┌─ Teks Bacaan

Pengepungan Asrama Kasaman I

Tugas Psikologi Lingkungan Semester Genap 2020/2021

Dosen Pengampu           : Arundati Shinta

Nama                             : Rizki Dwi Nurcahyo

NIM                               : 2018011138

Fakultas Psikologi UST Yogyakarta



 Masyarakat Papua banyak yang kuliah di Yogyakarta, akan tetapi warga Jogja banyak yang beranggapan negatif terhadap orang Papua tersebut. Dikarenakan ada oknum yang apabila sedang mabuk suka berbuat onar, dan imbasnya seakan-akan mahasiswa yang dari Papua semua di pukul rata  oleh masyarakat sekitar.

            Seperti yang terjadi pada Asrama Kasaman pada tanggal 14 Juli 2016 itu, mereka dikepung oleh aparat dan tidak boleh keluar sama sekali. Bahkan mahasiswa Papua yang berada di dalam asrama pun dipaksa untuk berpuasa, karena untuk membeli makanan pun tidak diijinkan oleh aparat. Dan juga bala bantuan dari luar yang ingin memberi bantuan logisttik seperti PMI, teman-teman dari mahasiswa di dalam pun tidak diperbolehkan masuk oleh para aparat. Akan tetapi, masyarakat sekitar diam-diam memberi makanan untuk para mahasiswa di dalam seperti ubi-ubian, beras, dan lain-lain. Dan juga aparat melakukan penangkapan terhadap seorang mahasiswa Papua bernama Obby kogoya, karena diduga melawan aparat kepolisian.

└─
┌─ Data Hasil Ekstraksi

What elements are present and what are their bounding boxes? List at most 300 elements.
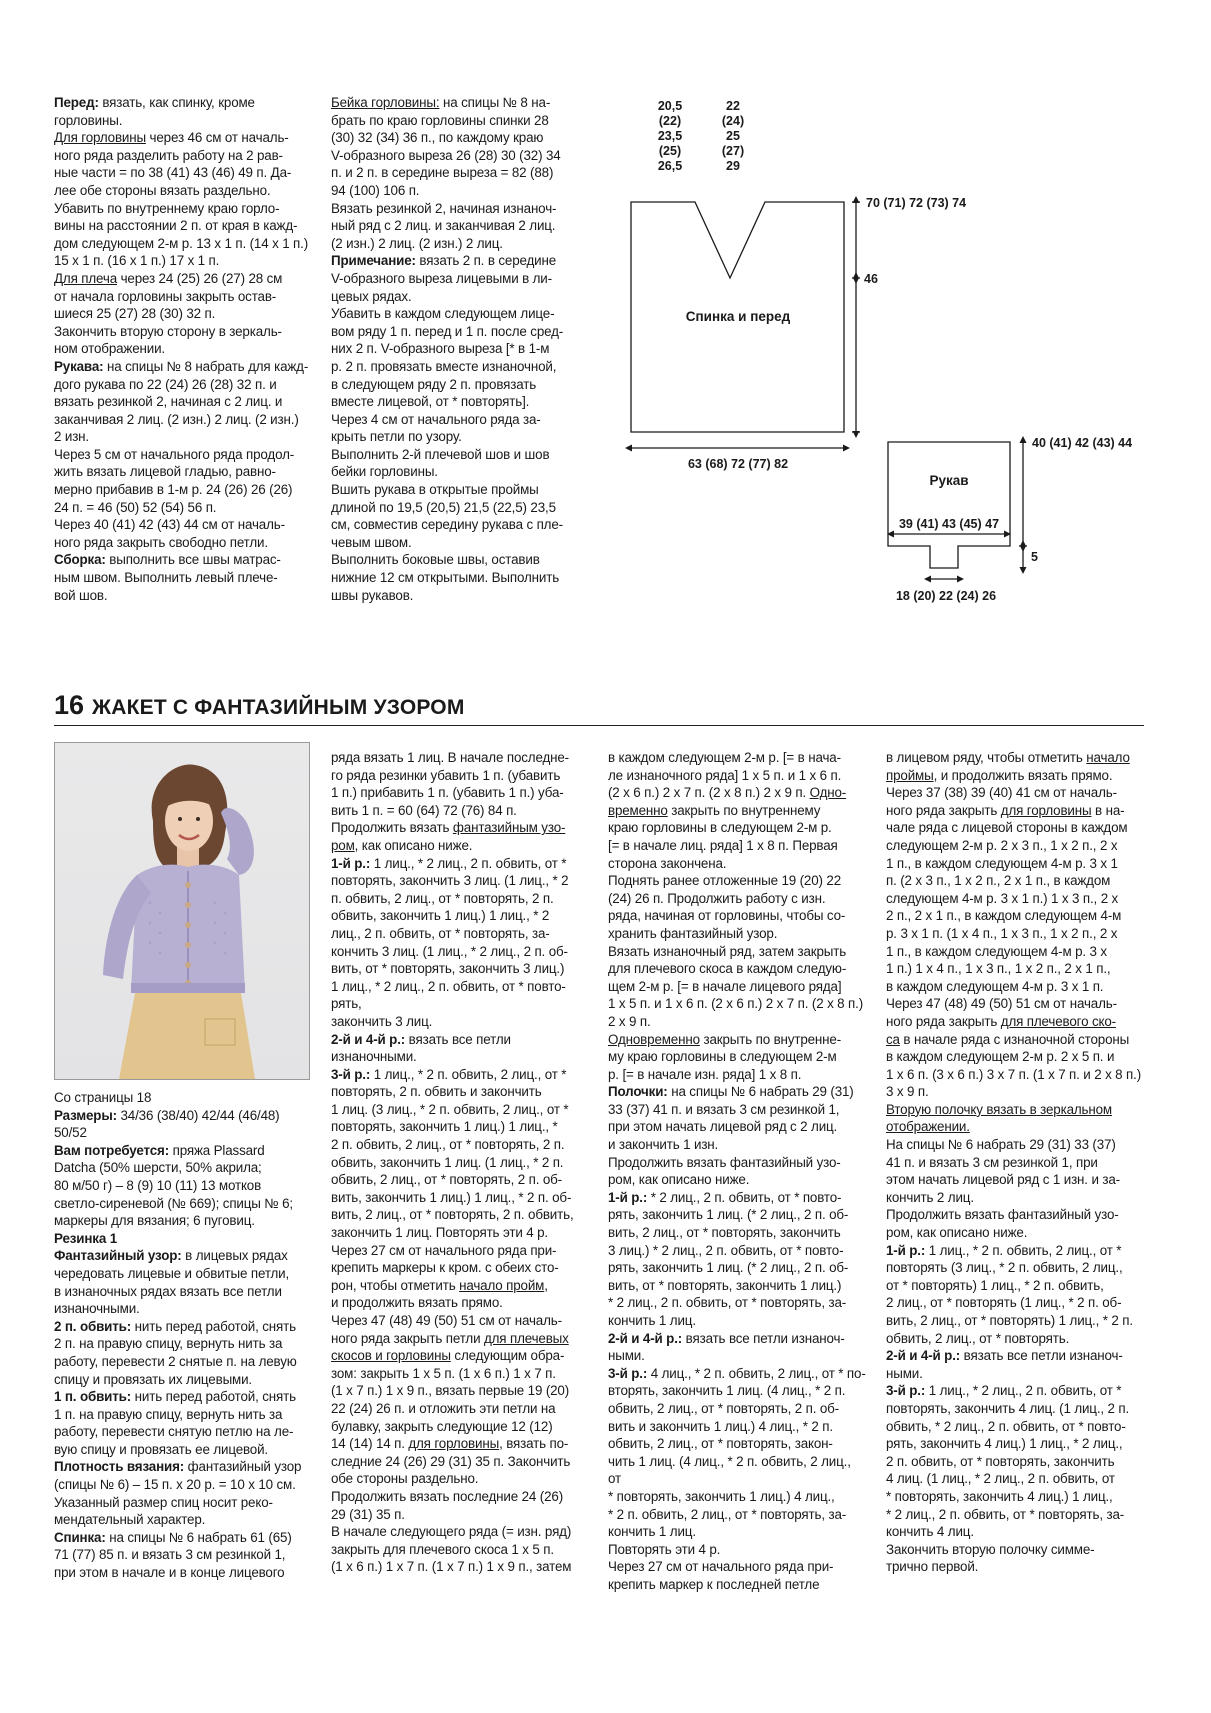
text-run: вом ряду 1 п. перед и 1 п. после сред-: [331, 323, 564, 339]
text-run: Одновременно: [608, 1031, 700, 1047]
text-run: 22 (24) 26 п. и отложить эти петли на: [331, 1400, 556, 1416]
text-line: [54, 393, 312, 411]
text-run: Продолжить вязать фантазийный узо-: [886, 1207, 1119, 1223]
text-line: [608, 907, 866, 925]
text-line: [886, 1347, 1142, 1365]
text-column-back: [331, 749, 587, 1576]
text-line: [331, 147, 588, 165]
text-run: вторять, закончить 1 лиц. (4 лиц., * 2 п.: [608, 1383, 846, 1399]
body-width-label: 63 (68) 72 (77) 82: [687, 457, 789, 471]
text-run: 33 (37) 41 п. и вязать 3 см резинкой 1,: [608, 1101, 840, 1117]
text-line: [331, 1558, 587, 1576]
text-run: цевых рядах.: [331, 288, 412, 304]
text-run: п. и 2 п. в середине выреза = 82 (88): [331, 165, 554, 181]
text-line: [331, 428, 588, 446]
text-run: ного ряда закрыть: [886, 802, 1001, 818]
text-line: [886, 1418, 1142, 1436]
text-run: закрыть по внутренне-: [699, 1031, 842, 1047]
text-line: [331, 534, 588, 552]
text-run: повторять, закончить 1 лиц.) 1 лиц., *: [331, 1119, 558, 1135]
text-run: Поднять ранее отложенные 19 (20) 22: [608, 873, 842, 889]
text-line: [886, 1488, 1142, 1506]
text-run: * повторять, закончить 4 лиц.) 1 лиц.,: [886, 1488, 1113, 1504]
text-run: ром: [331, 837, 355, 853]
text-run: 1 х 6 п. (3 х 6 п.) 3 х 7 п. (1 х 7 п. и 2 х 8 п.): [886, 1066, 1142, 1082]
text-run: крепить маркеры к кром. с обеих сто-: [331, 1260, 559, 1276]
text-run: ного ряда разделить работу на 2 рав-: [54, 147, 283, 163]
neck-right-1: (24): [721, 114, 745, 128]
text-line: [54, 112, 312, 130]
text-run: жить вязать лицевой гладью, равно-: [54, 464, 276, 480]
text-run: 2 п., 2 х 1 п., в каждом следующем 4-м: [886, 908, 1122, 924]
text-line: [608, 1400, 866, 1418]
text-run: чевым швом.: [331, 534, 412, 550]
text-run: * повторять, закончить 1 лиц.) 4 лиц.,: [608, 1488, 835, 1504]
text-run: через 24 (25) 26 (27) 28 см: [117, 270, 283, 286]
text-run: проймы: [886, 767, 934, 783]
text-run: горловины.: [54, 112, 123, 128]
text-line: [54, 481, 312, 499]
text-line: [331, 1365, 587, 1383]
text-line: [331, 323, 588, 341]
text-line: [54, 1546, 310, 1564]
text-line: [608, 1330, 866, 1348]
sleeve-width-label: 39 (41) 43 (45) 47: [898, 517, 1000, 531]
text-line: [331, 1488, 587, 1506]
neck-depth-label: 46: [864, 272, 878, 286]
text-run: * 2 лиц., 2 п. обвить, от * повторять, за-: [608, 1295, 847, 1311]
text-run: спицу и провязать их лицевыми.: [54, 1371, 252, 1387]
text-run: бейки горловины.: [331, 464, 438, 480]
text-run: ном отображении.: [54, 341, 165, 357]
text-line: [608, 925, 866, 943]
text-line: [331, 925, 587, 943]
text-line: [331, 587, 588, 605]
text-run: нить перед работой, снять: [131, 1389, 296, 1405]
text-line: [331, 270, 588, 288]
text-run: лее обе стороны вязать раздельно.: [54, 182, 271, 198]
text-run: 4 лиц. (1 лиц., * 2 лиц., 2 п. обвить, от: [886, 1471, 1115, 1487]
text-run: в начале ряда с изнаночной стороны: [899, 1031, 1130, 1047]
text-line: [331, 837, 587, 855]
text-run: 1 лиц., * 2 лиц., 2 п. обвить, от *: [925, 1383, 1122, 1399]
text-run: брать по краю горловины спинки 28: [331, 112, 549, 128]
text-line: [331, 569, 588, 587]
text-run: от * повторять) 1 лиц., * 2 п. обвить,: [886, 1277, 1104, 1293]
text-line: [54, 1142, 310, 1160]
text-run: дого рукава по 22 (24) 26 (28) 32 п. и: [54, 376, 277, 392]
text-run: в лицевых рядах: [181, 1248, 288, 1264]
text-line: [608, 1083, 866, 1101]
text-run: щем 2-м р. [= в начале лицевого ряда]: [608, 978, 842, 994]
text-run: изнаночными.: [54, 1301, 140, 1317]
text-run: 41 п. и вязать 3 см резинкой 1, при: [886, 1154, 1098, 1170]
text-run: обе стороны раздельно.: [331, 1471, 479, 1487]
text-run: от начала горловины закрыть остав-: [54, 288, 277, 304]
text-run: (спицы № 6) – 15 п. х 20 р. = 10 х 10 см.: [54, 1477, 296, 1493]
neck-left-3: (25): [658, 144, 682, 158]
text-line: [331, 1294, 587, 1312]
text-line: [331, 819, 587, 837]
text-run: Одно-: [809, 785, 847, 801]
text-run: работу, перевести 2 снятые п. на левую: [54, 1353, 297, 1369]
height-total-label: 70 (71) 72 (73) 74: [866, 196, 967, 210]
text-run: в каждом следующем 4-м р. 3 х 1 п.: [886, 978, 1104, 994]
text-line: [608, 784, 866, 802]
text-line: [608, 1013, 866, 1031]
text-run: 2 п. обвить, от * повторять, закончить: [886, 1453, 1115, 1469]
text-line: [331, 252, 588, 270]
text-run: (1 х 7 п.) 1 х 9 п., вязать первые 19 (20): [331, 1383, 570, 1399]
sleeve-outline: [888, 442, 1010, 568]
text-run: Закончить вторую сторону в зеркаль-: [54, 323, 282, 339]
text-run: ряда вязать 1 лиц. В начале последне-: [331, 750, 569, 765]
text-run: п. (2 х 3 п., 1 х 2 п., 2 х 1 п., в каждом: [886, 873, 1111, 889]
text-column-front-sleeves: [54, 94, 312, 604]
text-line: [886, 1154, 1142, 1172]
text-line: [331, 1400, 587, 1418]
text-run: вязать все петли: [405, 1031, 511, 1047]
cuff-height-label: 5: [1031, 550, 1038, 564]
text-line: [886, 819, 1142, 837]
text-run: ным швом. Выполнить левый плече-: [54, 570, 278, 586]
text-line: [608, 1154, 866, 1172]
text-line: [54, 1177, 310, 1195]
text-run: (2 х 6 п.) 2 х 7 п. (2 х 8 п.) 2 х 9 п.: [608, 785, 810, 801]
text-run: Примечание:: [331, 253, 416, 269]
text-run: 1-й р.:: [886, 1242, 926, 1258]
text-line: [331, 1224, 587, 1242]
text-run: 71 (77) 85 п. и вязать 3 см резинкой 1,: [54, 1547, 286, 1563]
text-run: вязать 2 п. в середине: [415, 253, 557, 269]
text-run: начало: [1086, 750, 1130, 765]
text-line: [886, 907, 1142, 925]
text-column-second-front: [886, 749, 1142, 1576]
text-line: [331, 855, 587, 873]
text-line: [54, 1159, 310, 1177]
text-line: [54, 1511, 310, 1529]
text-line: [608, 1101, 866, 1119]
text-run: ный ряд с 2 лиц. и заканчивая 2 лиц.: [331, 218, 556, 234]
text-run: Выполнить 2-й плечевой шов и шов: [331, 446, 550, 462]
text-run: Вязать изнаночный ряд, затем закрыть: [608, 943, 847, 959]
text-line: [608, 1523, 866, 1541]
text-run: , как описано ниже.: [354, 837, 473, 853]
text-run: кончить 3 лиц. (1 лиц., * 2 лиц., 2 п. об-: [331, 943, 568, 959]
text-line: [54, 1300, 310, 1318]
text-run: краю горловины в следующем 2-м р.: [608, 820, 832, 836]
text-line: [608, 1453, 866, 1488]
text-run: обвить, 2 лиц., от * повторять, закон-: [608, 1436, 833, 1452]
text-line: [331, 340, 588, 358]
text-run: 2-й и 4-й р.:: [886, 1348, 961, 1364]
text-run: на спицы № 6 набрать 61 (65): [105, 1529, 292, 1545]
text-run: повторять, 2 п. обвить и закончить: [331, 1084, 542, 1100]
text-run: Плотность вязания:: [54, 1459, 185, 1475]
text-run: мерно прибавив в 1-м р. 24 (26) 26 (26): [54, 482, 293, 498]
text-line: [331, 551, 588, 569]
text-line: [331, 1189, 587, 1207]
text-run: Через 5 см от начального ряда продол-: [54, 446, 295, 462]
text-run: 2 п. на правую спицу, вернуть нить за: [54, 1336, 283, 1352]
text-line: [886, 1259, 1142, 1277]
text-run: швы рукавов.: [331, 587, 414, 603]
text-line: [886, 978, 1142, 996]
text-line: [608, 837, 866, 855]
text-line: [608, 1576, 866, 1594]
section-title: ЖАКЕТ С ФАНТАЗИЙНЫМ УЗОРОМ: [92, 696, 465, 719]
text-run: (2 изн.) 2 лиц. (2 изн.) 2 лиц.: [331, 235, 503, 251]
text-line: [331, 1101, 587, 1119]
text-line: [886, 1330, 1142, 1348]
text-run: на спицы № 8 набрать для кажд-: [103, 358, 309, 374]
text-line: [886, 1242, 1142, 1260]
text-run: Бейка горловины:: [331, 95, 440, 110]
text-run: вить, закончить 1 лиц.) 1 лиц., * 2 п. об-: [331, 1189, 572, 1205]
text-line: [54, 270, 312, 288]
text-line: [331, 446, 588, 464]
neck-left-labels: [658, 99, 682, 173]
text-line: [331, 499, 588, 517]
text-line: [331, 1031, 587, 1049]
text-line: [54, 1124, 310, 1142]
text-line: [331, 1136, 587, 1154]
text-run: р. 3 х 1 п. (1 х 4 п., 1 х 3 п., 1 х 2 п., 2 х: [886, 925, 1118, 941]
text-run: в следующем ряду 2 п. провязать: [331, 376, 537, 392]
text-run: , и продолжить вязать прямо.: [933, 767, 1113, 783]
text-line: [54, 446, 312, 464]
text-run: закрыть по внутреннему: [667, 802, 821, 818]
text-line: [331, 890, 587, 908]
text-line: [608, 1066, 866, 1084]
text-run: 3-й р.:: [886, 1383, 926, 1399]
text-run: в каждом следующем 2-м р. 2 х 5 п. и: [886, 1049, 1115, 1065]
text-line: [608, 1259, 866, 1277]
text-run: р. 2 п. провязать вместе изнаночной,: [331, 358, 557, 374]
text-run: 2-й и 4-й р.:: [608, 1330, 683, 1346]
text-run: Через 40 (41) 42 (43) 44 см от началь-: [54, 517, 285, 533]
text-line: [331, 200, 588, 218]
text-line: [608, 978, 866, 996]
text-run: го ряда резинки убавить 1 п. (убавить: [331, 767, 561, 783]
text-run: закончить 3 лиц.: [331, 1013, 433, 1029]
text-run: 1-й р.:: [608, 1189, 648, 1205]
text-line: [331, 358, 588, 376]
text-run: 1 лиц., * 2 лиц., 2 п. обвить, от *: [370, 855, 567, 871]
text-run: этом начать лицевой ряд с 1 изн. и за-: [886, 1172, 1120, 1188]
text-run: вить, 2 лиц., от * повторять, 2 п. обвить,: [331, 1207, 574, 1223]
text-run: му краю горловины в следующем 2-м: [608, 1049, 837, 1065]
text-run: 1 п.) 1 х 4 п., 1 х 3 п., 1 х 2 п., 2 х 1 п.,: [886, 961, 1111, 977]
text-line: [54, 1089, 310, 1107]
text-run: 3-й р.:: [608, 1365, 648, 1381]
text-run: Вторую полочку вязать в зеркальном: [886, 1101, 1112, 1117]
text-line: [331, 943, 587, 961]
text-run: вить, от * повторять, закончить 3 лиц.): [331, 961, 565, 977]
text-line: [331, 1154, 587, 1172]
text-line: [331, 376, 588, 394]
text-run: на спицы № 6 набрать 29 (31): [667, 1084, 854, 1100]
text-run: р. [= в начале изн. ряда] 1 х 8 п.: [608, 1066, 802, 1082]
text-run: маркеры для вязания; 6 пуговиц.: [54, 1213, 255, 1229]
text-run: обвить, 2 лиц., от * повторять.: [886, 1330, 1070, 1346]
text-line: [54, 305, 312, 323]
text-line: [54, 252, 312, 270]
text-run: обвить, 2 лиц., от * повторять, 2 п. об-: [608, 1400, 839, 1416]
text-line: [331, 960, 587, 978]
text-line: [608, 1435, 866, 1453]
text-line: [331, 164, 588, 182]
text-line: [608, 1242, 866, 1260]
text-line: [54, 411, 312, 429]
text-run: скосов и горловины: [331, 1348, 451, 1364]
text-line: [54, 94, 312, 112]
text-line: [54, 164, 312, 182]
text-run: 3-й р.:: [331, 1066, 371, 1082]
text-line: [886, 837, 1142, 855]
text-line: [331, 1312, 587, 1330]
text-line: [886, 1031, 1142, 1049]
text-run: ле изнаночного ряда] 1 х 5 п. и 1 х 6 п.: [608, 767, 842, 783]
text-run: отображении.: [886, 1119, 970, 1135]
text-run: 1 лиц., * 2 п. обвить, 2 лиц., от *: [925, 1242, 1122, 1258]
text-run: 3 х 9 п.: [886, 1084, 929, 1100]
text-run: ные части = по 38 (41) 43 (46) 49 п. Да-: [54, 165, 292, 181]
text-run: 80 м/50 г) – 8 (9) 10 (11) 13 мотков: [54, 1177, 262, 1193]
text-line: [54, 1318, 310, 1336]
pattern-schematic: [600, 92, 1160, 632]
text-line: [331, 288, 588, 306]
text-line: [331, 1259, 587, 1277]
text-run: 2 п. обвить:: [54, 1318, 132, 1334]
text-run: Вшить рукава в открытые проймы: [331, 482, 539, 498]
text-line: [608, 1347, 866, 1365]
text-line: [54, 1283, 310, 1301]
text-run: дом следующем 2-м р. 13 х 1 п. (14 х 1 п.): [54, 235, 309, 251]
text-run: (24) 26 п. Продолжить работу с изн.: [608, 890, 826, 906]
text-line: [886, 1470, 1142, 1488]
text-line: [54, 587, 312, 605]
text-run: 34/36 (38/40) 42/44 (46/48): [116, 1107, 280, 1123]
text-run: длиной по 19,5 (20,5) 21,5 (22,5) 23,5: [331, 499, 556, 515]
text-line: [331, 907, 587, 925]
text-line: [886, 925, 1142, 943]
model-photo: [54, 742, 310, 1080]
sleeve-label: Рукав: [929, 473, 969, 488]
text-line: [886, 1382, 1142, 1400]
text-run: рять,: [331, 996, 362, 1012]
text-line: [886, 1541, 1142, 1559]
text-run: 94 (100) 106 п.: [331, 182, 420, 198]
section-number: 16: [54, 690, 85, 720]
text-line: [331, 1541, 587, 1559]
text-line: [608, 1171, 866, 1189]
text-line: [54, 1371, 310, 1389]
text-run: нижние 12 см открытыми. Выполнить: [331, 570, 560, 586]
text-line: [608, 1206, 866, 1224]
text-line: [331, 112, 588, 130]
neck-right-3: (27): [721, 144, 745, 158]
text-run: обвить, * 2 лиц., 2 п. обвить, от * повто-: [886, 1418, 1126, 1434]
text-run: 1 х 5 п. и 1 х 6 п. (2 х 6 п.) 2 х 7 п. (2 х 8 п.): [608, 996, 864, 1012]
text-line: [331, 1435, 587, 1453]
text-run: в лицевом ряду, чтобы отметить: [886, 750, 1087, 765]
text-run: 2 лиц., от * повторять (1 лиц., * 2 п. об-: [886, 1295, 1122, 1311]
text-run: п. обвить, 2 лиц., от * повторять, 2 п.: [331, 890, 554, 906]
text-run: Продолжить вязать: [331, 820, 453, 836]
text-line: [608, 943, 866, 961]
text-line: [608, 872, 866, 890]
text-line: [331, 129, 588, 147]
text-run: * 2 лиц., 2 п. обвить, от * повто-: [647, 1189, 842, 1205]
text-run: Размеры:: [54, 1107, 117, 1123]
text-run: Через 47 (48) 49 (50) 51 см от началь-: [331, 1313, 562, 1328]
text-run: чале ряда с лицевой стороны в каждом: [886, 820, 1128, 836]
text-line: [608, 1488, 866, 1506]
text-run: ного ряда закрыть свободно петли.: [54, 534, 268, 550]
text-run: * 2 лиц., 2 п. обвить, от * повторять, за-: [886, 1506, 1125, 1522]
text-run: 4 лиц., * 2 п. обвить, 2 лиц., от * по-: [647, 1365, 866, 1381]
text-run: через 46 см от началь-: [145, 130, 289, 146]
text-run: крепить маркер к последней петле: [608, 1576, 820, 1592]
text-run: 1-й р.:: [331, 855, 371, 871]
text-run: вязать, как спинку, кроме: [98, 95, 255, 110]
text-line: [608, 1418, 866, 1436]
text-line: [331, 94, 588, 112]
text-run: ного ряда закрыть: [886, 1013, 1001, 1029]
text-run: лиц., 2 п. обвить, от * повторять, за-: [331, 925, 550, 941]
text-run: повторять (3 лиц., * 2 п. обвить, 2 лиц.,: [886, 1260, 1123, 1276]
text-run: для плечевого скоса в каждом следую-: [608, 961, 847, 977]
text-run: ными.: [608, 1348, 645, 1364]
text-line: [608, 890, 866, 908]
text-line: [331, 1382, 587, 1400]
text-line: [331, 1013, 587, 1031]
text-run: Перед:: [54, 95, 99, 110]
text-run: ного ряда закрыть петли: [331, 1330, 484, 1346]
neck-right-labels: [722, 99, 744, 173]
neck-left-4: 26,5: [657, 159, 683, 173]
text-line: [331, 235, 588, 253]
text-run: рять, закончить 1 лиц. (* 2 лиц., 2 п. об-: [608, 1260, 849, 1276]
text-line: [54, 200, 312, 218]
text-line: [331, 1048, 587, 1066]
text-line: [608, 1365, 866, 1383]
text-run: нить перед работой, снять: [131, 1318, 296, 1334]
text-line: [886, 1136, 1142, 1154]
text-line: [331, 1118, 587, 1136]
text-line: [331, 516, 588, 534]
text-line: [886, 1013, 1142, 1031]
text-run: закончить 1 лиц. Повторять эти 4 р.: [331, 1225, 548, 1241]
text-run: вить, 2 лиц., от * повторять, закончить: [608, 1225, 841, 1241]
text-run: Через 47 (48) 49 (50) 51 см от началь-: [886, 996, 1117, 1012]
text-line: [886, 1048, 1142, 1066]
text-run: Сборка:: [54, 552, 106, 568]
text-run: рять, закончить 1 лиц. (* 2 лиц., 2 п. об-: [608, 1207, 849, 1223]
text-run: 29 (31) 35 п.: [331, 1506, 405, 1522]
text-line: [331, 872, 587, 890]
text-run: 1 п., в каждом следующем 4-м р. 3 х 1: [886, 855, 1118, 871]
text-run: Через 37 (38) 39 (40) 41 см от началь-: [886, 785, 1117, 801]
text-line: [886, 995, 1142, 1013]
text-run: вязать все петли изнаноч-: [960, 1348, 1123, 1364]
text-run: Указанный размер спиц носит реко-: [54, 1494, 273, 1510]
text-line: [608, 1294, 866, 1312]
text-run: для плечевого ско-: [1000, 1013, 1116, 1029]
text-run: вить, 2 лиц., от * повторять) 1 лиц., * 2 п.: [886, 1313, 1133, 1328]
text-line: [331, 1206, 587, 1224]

└─

## Petunjuk Latihan
• a. Ekstraklah dari entri baris-baris yang dimulai pada baris berisi "text-run: вом ряду" dan berakhir setelah baris berisi "text-run: через 24". Tuliskan ulang baris-baris itu tanpa perubahan sedikit pun.
• b. Lanjutkan teks tentang pengepungan Asrama Kasaman, dimulai tepat sesudah kalimat terakhirnya.

## Jawaban
• a.
text-run: вом ряду 1 п. перед и 1 п. после сред-: [331, 323, 564, 339]
text-run: Одновременно: [608, 1031, 700, 1047]
text-run: 22 (24) 26 п. и отложить эти петли на: [331, 1400, 556, 1416]
text-line: [54, 393, 312, 411]
text-run: Продолжить вязать фантазийный узо-: [886, 1207, 1119, 1223]
text-line: [608, 907, 866, 925]
text-line: [886, 1347, 1142, 1365]
text-column-back: [331, 749, 587, 1576]
text-line: [331, 147, 588, 165]
text-run: вторять, закончить 1 лиц. (4 лиц., * 2 п.: [608, 1383, 846, 1399]
body-width-label: 63 (68) 72 (77) 82: [687, 457, 789, 471]
text-run: 33 (37) 41 п. и вязать 3 см резинкой 1,: [608, 1101, 840, 1117]
text-line: [331, 1558, 587, 1576]
text-run: цевых рядах.: [331, 288, 412, 304]
text-run: п. и 2 п. в середине выреза = 82 (88): [331, 165, 554, 181]
text-line: [331, 428, 588, 446]
text-run: ного ряда закрыть: [886, 802, 1001, 818]
text-line: [886, 1418, 1142, 1436]
text-run: закрыть по внутренне-: [699, 1031, 842, 1047]
text-line: [331, 534, 588, 552]
text-run: повторять, закончить 1 лиц.) 1 лиц., *: [331, 1119, 558, 1135]
text-run: Поднять ранее отложенные 19 (20) 22: [608, 873, 842, 889]
text-line: [886, 1488, 1142, 1506]
text-run: * повторять, закончить 4 лиц.) 1 лиц.,: [886, 1488, 1113, 1504]
text-run: ром: [331, 837, 355, 853]
text-run: 1 х 6 п. (3 х 6 п.) 3 х 7 п. (1 х 7 п. и 2 х 8 п.): [886, 1066, 1142, 1082]
text-run: крепить маркеры к кром. с обеих сто-: [331, 1260, 559, 1276]
text-run: ного ряда разделить работу на 2 рав-: [54, 147, 283, 163]
neck-right-1: (24): [721, 114, 745, 128]
text-line: [54, 112, 312, 130]
text-run: жить вязать лицевой гладью, равно-: [54, 464, 276, 480]
text-run: 2 п., 2 х 1 п., в каждом следующем 4-м: [886, 908, 1122, 924]
text-line: [608, 1400, 866, 1418]
text-run: чевым швом.: [331, 534, 412, 550]
text-run: * повторять, закончить 1 лиц.) 4 лиц.,: [608, 1488, 835, 1504]
text-run: через 24 (25) 26 (27) 28 см: [117, 270, 283, 286]

• b.
            Pengepungan tersebut terjadi dikarenakan sebelumnya mahasiswa Papua tersebut ingin mengadakan aksi damai  dengan rute Asrama Mahasiswa Papua di Jalan Kusumanegara ke Titik Nol KM di Jalan Panembahan Senopati. Titik ini merupakan lokasi persimpangan strategis yang menjadi pusat pariwisata Yogya, sekaligus sering dijadikan lokasi unjuk rasa. Akan tetapi, saat sekumpulan mahasiswa Papua berdemo di Jl.Kusumanegara meneriakkan kebebasan untuk Papua barat. Aksi klaim kebebasan yang dilakukan oleh mahasiswa dan masyarakat papua ternyata mendapat respon dari pemerintah dan ormas dan aparatus refresif kepolisian serta TNI di Yogyakarta.

            Respon atas aksi masyarakat dan mahasiswa Papua hari itu, mengundang dan memicu lahirnya reaksi balik oleh ormas dan pemerintah Yogyakarta terlebih saat gubernur, Hamengku Bowono mengatakan separatisme harus angkat kaki dari bumi keraton. Bersamaan dengan itu pihak kepolisian dan TNI turun bergandengan tangan dengan ormas seperti FKPPI, Pemuda Pancasila, Faksi kraton untuk menghalangi aksi yang akan dilakukan mahasiswa Papua yang tergabung dalam Aliansi mahasiswa Papua dan Ikatan Pelajar Mahasiswa Papua atau IPMAPA.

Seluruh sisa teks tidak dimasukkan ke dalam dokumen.